::: SUPPLIED MATERIAL

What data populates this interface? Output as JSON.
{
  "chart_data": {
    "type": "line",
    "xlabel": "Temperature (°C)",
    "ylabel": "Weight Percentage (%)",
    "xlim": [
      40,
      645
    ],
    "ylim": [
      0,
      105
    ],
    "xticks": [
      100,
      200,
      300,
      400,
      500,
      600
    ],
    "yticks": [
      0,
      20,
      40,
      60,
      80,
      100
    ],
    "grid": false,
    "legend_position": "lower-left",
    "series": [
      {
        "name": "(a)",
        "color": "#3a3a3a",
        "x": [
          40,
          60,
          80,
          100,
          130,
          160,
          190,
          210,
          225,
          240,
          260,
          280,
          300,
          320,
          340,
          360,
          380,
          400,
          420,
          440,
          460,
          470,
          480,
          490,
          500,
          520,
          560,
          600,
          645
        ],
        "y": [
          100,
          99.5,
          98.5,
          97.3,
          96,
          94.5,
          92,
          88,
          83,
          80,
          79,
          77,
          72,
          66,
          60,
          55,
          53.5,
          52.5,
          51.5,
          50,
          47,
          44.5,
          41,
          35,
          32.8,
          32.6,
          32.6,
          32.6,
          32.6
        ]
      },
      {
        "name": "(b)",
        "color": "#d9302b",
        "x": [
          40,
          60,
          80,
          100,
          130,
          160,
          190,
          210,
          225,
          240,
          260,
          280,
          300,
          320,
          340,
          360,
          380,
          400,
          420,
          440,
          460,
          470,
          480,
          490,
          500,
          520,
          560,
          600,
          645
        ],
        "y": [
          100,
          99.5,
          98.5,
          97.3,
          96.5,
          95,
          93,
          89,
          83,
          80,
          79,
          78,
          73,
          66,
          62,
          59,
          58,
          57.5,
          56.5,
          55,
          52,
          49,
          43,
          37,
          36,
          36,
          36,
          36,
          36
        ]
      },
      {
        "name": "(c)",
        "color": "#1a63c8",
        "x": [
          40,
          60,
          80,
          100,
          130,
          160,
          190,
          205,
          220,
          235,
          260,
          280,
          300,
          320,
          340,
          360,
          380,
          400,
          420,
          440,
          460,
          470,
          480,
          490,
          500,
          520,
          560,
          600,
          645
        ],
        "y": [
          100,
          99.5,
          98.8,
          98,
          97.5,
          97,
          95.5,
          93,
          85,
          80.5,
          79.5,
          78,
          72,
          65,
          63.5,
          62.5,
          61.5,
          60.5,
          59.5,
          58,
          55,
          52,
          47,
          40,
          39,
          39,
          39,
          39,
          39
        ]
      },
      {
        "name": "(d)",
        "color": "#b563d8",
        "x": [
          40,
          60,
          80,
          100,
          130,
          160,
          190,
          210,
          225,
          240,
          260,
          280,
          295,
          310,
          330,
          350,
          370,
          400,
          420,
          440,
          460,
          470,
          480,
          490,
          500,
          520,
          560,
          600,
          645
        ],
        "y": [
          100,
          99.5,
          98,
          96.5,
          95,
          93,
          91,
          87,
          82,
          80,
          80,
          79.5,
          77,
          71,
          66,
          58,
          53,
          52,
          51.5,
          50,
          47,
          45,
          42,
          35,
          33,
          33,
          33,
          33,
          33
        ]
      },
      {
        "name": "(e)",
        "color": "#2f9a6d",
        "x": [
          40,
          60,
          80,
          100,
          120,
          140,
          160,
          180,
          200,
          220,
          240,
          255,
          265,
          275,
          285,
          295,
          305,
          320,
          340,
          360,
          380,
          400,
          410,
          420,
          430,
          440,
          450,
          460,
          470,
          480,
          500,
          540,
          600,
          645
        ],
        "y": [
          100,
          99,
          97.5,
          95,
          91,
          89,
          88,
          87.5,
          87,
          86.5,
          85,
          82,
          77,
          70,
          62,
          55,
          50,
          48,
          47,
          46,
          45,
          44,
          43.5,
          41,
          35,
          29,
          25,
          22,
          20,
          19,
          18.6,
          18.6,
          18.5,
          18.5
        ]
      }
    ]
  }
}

::::::

§ **WORK TO DO**
Above are the records; retype them all without a single difference.

§ **SOLUTION TO THIS EXERCISE**
What data populates this interface? Output as JSON.
{
  "chart_data": {
    "type": "line",
    "xlabel": "Temperature (°C)",
    "ylabel": "Weight Percentage (%)",
    "xlim": [
      40,
      645
    ],
    "ylim": [
      0,
      105
    ],
    "xticks": [
      100,
      200,
      300,
      400,
      500,
      600
    ],
    "yticks": [
      0,
      20,
      40,
      60,
      80,
      100
    ],
    "grid": false,
    "legend_position": "lower-left",
    "series": [
      {
        "name": "(a)",
        "color": "#3a3a3a",
        "x": [
          40,
          60,
          80,
          100,
          130,
          160,
          190,
          210,
          225,
          240,
          260,
          280,
          300,
          320,
          340,
          360,
          380,
          400,
          420,
          440,
          460,
          470,
          480,
          490,
          500,
          520,
          560,
          600,
          645
        ],
        "y": [
          100,
          99.5,
          98.5,
          97.3,
          96,
          94.5,
          92,
          88,
          83,
          80,
          79,
          77,
          72,
          66,
          60,
          55,
          53.5,
          52.5,
          51.5,
          50,
          47,
          44.5,
          41,
          35,
          32.8,
          32.6,
          32.6,
          32.6,
          32.6
        ]
      },
      {
        "name": "(b)",
        "color": "#d9302b",
        "x": [
          40,
          60,
          80,
          100,
          130,
          160,
          190,
          210,
          225,
          240,
          260,
          280,
          300,
          320,
          340,
          360,
          380,
          400,
          420,
          440,
          460,
          470,
          480,
          490,
          500,
          520,
          560,
          600,
          645
        ],
        "y": [
          100,
          99.5,
          98.5,
          97.3,
          96.5,
          95,
          93,
          89,
          83,
          80,
          79,
          78,
          73,
          66,
          62,
          59,
          58,
          57.5,
          56.5,
          55,
          52,
          49,
          43,
          37,
          36,
          36,
          36,
          36,
          36
        ]
      },
      {
        "name": "(c)",
        "color": "#1a63c8",
        "x": [
          40,
          60,
          80,
          100,
          130,
          160,
          190,
          205,
          220,
          235,
          260,
          280,
          300,
          320,
          340,
          360,
          380,
          400,
          420,
          440,
          460,
          470,
          480,
          490,
          500,
          520,
          560,
          600,
          645
        ],
        "y": [
          100,
          99.5,
          98.8,
          98,
          97.5,
          97,
          95.5,
          93,
          85,
          80.5,
          79.5,
          78,
          72,
          65,
          63.5,
          62.5,
          61.5,
          60.5,
          59.5,
          58,
          55,
          52,
          47,
          40,
          39,
          39,
          39,
          39,
          39
        ]
      },
      {
        "name": "(d)",
        "color": "#b563d8",
        "x": [
          40,
          60,
          80,
          100,
          130,
          160,
          190,
          210,
          225,
          240,
          260,
          280,
          295,
          310,
          330,
          350,
          370,
          400,
          420,
          440,
          460,
          470,
          480,
          490,
          500,
          520,
          560,
          600,
          645
        ],
        "y": [
          100,
          99.5,
          98,
          96.5,
          95,
          93,
          91,
          87,
          82,
          80,
          80,
          79.5,
          77,
          71,
          66,
          58,
          53,
          52,
          51.5,
          50,
          47,
          45,
          42,
          35,
          33,
          33,
          33,
          33,
          33
        ]
      },
      {
        "name": "(e)",
        "color": "#2f9a6d",
        "x": [
          40,
          60,
          80,
          100,
          120,
          140,
          160,
          180,
          200,
          220,
          240,
          255,
          265,
          275,
          285,
          295,
          305,
          320,
          340,
          360,
          380,
          400,
          410,
          420,
          430,
          440,
          450,
          460,
          470,
          480,
          500,
          540,
          600,
          645
        ],
        "y": [
          100,
          99,
          97.5,
          95,
          91,
          89,
          88,
          87.5,
          87,
          86.5,
          85,
          82,
          77,
          70,
          62,
          55,
          50,
          48,
          47,
          46,
          45,
          44,
          43.5,
          41,
          35,
          29,
          25,
          22,
          20,
          19,
          18.6,
          18.6,
          18.5,
          18.5
        ]
      }
    ]
  }
}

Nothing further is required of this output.